* **EXERCISE BRIEF**:
Place each line from the one containing "quotation-bracket[interactable] [817,732,825,762]" through the one containing "zoom-icon[interactable]: ⚲ [11,715,25,729]" into a JSON list of strings, one string per line, skipping blank lines.

* **Element and coordinate records**:
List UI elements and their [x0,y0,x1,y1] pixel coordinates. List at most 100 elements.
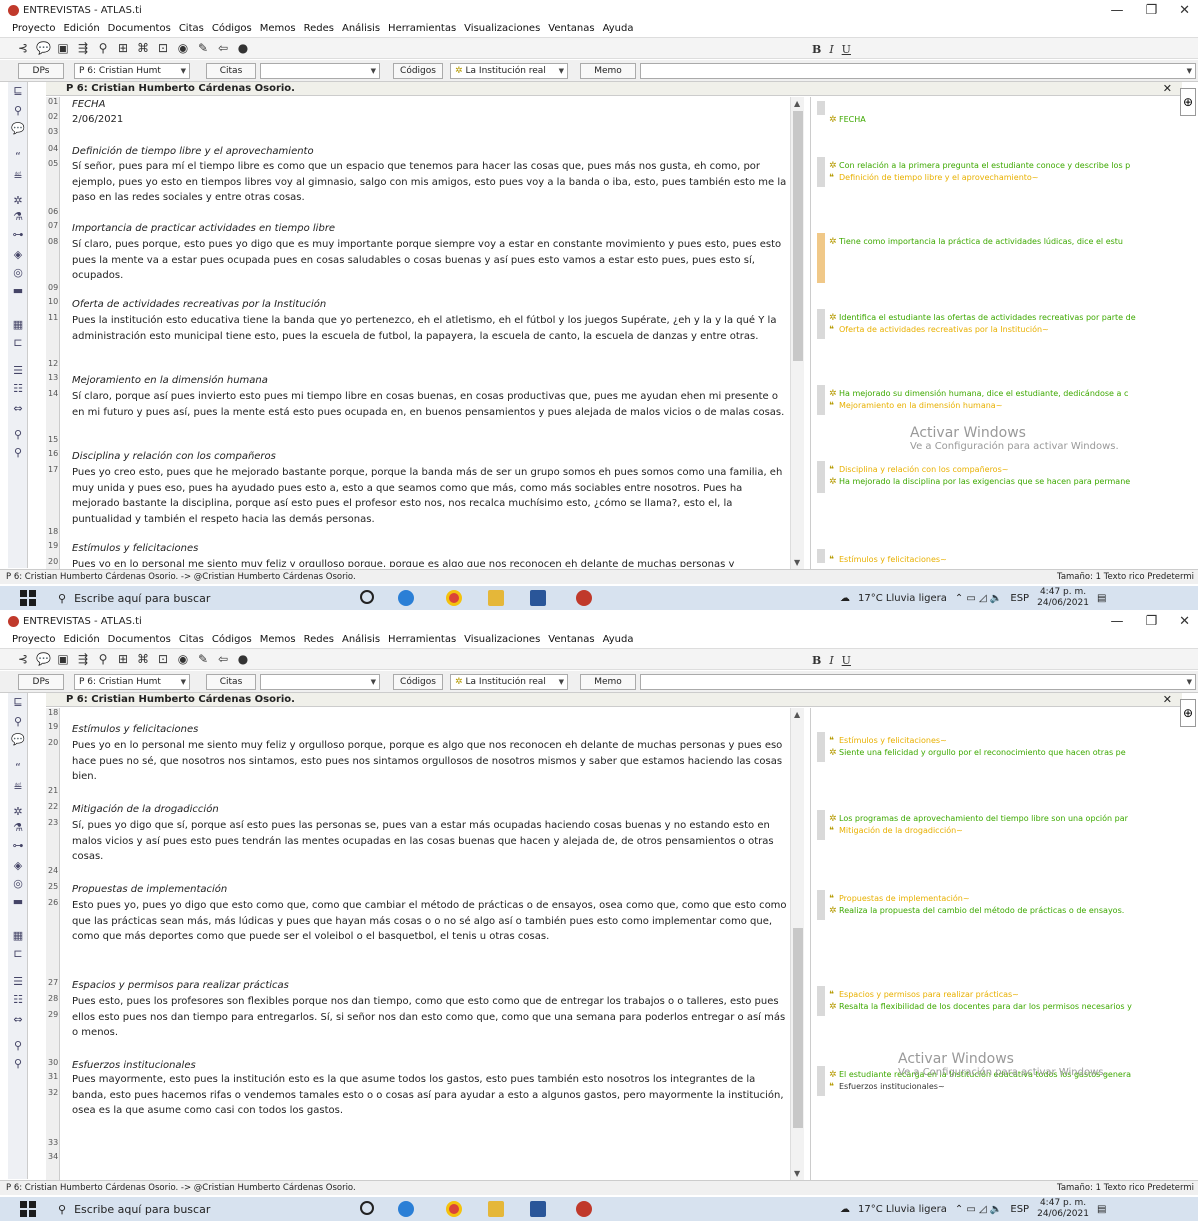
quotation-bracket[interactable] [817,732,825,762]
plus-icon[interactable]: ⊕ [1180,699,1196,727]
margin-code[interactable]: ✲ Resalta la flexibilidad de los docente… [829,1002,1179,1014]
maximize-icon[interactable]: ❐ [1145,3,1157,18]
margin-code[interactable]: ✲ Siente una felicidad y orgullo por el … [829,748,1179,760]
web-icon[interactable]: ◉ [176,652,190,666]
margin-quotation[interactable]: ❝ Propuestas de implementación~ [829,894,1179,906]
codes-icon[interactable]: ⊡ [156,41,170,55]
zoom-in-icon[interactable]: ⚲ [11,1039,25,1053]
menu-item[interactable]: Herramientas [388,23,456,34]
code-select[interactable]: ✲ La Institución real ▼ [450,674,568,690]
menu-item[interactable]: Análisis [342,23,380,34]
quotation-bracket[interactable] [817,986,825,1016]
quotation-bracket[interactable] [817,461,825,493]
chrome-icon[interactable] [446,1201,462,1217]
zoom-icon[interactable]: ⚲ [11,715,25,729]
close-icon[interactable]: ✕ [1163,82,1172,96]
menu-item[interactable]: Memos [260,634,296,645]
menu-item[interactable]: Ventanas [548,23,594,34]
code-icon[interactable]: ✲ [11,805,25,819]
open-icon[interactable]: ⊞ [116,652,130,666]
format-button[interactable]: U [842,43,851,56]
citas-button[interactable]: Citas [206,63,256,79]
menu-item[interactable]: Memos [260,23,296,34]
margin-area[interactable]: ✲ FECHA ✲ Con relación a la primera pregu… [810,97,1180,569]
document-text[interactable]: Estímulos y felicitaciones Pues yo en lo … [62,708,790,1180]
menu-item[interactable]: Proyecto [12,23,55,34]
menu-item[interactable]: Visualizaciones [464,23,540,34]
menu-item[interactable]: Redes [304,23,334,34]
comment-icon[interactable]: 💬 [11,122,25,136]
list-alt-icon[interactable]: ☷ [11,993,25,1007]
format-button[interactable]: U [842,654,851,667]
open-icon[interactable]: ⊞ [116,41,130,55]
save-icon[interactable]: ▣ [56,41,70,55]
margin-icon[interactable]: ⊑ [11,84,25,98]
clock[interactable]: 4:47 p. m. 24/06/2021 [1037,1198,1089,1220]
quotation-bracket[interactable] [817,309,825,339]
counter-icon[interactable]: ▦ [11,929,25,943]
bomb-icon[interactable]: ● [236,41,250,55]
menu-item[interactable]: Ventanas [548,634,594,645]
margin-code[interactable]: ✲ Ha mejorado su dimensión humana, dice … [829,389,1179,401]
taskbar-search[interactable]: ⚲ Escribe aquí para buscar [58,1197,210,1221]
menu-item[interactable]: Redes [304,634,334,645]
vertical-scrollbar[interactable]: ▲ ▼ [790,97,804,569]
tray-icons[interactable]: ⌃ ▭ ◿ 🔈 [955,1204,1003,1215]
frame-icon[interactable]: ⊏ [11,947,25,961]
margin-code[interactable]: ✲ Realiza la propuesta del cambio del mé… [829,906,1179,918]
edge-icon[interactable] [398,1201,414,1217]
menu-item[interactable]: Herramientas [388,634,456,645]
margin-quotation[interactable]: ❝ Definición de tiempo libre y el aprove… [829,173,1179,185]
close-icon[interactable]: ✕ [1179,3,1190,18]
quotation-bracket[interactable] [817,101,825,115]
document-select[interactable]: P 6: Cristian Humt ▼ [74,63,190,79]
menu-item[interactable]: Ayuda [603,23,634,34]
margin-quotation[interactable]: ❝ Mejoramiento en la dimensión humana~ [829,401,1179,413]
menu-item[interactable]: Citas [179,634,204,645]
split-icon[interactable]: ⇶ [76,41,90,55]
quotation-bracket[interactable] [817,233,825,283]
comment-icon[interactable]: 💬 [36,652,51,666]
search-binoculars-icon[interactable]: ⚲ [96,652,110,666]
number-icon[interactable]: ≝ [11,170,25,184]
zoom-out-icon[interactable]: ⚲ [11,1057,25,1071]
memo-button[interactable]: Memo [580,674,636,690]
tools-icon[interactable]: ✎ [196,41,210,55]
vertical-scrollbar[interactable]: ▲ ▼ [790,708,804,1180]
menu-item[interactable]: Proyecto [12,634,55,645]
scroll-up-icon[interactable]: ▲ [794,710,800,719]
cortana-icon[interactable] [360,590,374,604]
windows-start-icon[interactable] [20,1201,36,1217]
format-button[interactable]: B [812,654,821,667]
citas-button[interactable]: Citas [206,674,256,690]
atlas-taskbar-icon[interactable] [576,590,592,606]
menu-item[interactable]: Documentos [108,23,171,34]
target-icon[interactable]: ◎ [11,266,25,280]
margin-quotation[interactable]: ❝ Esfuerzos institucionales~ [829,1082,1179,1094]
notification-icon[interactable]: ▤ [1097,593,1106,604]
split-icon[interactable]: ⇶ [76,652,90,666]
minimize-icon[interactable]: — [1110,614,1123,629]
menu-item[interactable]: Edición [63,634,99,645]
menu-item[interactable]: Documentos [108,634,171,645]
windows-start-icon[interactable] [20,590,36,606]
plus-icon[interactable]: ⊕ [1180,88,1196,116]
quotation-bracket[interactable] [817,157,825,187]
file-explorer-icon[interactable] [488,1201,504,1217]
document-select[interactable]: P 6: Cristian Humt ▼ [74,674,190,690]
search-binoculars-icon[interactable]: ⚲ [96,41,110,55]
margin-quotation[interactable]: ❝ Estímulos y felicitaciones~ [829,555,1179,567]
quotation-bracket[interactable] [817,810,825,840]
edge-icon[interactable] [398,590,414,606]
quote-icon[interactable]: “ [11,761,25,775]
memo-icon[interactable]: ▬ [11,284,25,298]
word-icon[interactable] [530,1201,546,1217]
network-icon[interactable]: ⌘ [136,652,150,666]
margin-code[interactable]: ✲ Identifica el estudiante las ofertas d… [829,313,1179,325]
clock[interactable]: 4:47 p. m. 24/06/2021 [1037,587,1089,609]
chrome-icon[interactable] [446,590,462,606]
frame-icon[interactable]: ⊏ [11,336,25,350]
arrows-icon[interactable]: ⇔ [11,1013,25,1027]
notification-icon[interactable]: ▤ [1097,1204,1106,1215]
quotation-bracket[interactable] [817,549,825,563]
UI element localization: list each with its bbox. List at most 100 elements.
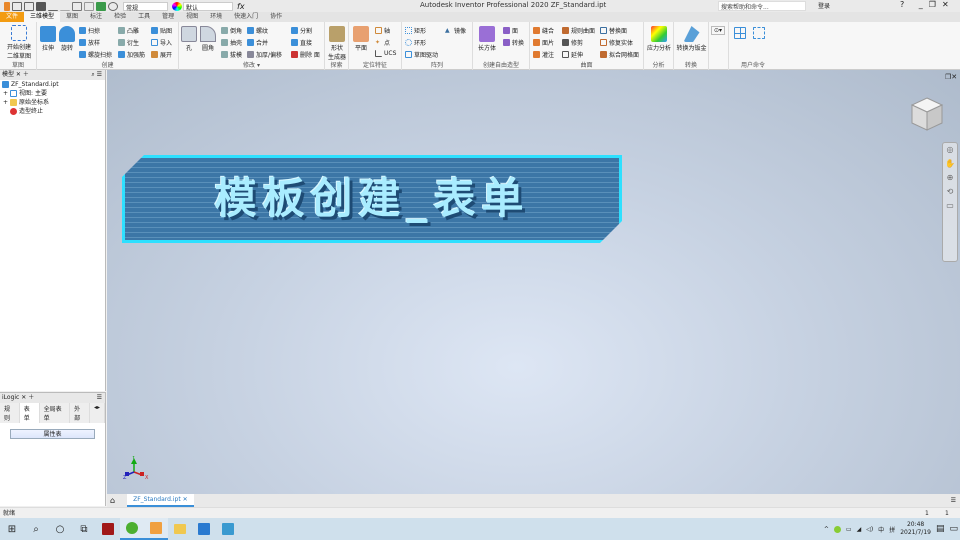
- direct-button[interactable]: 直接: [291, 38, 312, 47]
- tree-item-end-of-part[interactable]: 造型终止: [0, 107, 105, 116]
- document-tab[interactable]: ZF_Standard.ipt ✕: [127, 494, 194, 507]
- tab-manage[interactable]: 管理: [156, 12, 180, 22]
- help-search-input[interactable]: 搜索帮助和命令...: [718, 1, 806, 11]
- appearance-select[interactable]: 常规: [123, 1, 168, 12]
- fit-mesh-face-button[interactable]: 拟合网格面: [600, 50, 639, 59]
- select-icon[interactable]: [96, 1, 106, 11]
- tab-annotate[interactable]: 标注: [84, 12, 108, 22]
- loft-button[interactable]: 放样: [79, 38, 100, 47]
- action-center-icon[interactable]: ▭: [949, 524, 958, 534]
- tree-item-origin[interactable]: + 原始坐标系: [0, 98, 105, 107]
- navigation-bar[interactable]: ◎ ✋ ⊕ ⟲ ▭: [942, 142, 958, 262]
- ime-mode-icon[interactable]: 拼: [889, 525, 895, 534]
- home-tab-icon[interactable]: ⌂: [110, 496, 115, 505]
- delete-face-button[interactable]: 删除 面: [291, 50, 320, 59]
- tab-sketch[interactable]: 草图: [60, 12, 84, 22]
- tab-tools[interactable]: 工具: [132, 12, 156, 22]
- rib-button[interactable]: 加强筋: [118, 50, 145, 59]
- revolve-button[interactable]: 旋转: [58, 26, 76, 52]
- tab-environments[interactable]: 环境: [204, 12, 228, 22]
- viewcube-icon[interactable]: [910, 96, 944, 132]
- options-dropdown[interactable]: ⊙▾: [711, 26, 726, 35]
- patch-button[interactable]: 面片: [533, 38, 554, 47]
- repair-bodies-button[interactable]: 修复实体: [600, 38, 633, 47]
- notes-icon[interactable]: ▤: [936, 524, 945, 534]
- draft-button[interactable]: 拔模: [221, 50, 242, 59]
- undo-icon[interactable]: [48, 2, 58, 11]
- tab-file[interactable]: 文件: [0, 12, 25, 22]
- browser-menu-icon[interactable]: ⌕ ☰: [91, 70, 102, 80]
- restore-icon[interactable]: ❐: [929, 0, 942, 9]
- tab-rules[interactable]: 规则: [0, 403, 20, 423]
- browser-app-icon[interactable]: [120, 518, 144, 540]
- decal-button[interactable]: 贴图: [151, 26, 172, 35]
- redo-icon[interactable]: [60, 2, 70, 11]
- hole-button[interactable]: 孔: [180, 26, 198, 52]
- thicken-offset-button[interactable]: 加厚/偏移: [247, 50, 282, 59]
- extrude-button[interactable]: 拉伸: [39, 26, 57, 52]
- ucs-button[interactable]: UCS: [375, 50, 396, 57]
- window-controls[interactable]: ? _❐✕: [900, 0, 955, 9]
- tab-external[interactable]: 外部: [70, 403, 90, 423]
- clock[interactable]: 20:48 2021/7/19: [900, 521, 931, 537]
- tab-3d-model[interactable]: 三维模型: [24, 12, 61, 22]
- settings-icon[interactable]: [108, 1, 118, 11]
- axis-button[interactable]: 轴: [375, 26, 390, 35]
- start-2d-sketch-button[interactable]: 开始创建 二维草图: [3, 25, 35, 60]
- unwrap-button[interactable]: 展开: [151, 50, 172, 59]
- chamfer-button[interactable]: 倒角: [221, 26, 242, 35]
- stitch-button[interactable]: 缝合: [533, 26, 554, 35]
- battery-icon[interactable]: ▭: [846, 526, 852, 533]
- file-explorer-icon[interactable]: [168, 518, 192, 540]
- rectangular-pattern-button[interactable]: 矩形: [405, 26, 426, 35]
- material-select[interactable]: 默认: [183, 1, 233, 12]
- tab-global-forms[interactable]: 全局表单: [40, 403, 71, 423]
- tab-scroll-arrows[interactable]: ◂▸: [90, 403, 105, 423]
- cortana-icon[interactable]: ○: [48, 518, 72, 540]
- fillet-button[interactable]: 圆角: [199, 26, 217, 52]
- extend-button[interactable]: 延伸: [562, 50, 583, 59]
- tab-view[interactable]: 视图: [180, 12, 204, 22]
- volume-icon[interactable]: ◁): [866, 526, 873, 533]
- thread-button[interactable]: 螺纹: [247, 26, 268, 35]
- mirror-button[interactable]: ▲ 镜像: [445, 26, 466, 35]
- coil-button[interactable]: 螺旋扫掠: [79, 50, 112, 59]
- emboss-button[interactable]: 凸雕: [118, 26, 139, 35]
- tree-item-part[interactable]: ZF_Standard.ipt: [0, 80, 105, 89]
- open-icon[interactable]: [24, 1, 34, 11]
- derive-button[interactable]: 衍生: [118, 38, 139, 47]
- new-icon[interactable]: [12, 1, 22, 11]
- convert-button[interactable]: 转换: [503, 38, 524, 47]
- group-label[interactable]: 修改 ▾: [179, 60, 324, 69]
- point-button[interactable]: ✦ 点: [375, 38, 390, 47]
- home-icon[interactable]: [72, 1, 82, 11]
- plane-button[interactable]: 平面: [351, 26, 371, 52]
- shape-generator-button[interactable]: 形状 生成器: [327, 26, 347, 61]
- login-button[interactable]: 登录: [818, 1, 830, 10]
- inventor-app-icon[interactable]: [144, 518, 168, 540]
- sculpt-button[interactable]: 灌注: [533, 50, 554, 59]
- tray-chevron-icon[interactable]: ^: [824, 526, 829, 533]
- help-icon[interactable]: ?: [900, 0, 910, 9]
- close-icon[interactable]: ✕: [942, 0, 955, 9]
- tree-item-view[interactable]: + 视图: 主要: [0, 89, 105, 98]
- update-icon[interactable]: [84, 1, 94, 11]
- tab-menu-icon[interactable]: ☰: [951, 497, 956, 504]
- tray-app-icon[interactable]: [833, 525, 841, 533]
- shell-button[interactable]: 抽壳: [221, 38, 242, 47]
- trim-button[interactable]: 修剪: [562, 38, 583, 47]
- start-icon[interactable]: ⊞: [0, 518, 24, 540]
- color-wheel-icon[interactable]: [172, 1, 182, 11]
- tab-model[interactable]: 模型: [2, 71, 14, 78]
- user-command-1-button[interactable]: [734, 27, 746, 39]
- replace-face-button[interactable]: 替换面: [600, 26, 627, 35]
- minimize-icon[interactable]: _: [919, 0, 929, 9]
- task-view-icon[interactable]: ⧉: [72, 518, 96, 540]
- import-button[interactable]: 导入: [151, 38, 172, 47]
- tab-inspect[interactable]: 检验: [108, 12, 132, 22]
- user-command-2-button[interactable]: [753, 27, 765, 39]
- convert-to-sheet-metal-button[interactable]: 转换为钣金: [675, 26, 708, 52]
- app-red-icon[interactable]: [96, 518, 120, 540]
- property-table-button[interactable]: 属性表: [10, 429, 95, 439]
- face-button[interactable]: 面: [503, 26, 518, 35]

* **RESULT FOR THIS TASK**:
[
  "quotation-bracket[interactable] [817,732,825,762]",
  "plus-icon[interactable]: ⊕ [1180,699,1196,727]",
  "margin-code[interactable]: ✲ Resalta la flexibilidad de los docente… [829,1002,1179,1014]",
  "maximize-icon[interactable]: ❐ [1145,3,1157,18]",
  "margin-code[interactable]: ✲ Siente una felicidad y orgullo por el … [829,748,1179,760]",
  "web-icon[interactable]: ◉ [176,652,190,666]",
  "margin-quotation[interactable]: ❝ Propuestas de implementación~ [829,894,1179,906]",
  "codes-icon[interactable]: ⊡ [156,41,170,55]",
  "zoom-in-icon[interactable]: ⚲ [11,1039,25,1053]",
  "menu-item[interactable]: Herramientas [388,23,456,34]",
  "code-select[interactable]: ✲ La Institución real ▼ [450,674,568,690]",
  "menu-item[interactable]: Análisis [342,23,380,34]",
  "quotation-bracket[interactable] [817,986,825,1016]",
  "quotation-bracket[interactable] [817,461,825,493]",
  "chrome-icon[interactable] [446,1201,462,1217]",
  "zoom-icon[interactable]: ⚲ [11,715,25,729]"
]